* START *

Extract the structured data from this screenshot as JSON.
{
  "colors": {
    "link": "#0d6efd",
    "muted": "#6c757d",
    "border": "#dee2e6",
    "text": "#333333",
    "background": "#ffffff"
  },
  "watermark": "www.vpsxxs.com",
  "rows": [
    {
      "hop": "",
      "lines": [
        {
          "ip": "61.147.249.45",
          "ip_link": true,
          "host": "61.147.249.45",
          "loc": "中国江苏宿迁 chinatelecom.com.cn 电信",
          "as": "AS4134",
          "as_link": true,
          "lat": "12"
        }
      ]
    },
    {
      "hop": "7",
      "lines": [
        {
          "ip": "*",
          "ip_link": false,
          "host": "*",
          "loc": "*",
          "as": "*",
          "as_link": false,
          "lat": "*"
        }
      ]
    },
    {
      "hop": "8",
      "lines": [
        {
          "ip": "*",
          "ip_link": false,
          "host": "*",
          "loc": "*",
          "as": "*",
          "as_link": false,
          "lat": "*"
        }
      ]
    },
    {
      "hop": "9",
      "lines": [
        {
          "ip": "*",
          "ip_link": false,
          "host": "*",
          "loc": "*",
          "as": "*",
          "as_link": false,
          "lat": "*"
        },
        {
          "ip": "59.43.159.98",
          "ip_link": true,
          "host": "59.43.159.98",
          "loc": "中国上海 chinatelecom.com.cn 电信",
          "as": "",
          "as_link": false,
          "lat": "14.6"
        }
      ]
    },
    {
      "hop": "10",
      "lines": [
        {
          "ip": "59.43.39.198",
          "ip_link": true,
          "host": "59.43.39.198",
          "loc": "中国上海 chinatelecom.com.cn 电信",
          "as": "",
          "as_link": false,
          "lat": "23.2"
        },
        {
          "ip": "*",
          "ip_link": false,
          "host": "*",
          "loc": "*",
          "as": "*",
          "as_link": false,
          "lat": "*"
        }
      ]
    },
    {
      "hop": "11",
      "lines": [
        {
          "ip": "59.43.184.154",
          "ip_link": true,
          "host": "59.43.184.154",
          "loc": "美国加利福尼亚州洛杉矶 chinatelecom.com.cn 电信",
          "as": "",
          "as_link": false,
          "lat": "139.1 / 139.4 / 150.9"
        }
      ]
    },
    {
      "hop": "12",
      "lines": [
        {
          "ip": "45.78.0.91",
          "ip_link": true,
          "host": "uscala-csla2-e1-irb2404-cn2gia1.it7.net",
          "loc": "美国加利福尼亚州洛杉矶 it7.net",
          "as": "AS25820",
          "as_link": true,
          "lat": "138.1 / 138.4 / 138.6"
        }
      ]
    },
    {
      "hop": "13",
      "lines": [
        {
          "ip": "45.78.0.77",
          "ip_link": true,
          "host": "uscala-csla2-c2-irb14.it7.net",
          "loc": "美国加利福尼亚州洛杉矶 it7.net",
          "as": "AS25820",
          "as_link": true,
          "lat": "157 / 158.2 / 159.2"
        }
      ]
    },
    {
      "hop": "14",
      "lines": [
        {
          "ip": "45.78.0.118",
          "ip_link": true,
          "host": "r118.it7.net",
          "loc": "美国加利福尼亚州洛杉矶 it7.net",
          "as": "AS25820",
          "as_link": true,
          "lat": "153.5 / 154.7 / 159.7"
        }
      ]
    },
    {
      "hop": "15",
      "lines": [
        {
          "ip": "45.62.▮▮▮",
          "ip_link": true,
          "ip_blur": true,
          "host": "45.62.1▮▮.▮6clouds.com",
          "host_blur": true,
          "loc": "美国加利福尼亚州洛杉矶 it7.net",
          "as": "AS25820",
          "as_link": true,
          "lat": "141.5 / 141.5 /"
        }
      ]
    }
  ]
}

* END *

What is needed
Repeat every record, exactly as written.

Written solution
Extract the structured data from this screenshot as JSON.
{
  "colors": {
    "link": "#0d6efd",
    "muted": "#6c757d",
    "border": "#dee2e6",
    "text": "#333333",
    "background": "#ffffff"
  },
  "watermark": "www.vpsxxs.com",
  "rows": [
    {
      "hop": "",
      "lines": [
        {
          "ip": "61.147.249.45",
          "ip_link": true,
          "host": "61.147.249.45",
          "loc": "中国江苏宿迁 chinatelecom.com.cn 电信",
          "as": "AS4134",
          "as_link": true,
          "lat": "12"
        }
      ]
    },
    {
      "hop": "7",
      "lines": [
        {
          "ip": "*",
          "ip_link": false,
          "host": "*",
          "loc": "*",
          "as": "*",
          "as_link": false,
          "lat": "*"
        }
      ]
    },
    {
      "hop": "8",
      "lines": [
        {
          "ip": "*",
          "ip_link": false,
          "host": "*",
          "loc": "*",
          "as": "*",
          "as_link": false,
          "lat": "*"
        }
      ]
    },
    {
      "hop": "9",
      "lines": [
        {
          "ip": "*",
          "ip_link": false,
          "host": "*",
          "loc": "*",
          "as": "*",
          "as_link": false,
          "lat": "*"
        },
        {
          "ip": "59.43.159.98",
          "ip_link": true,
          "host": "59.43.159.98",
          "loc": "中国上海 chinatelecom.com.cn 电信",
          "as": "",
          "as_link": false,
          "lat": "14.6"
        }
      ]
    },
    {
      "hop": "10",
      "lines": [
        {
          "ip": "59.43.39.198",
          "ip_link": true,
          "host": "59.43.39.198",
          "loc": "中国上海 chinatelecom.com.cn 电信",
          "as": "",
          "as_link": false,
          "lat": "23.2"
        },
        {
          "ip": "*",
          "ip_link": false,
          "host": "*",
          "loc": "*",
          "as": "*",
          "as_link": false,
          "lat": "*"
        }
      ]
    },
    {
      "hop": "11",
      "lines": [
        {
          "ip": "59.43.184.154",
          "ip_link": true,
          "host": "59.43.184.154",
          "loc": "美国加利福尼亚州洛杉矶 chinatelecom.com.cn 电信",
          "as": "",
          "as_link": false,
          "lat": "139.1 / 139.4 / 150.9"
        }
      ]
    },
    {
      "hop": "12",
      "lines": [
        {
          "ip": "45.78.0.91",
          "ip_link": true,
          "host": "uscala-csla2-e1-irb2404-cn2gia1.it7.net",
          "loc": "美国加利福尼亚州洛杉矶 it7.net",
          "as": "AS25820",
          "as_link": true,
          "lat": "138.1 / 138.4 / 138.6"
        }
      ]
    },
    {
      "hop": "13",
      "lines": [
        {
          "ip": "45.78.0.77",
          "ip_link": true,
          "host": "uscala-csla2-c2-irb14.it7.net",
          "loc": "美国加利福尼亚州洛杉矶 it7.net",
          "as": "AS25820",
          "as_link": true,
          "lat": "157 / 158.2 / 159.2"
        }
      ]
    },
    {
      "hop": "14",
      "lines": [
        {
          "ip": "45.78.0.118",
          "ip_link": true,
          "host": "r118.it7.net",
          "loc": "美国加利福尼亚州洛杉矶 it7.net",
          "as": "AS25820",
          "as_link": true,
          "lat": "153.5 / 154.7 / 159.7"
        }
      ]
    },
    {
      "hop": "15",
      "lines": [
        {
          "ip": "45.62.▮▮▮",
          "ip_link": true,
          "ip_blur": true,
          "host": "45.62.1▮▮.▮6clouds.com",
          "host_blur": true,
          "loc": "美国加利福尼亚州洛杉矶 it7.net",
          "as": "AS25820",
          "as_link": true,
          "lat": "141.5 / 141.5 /"
        }
      ]
    }
  ]
}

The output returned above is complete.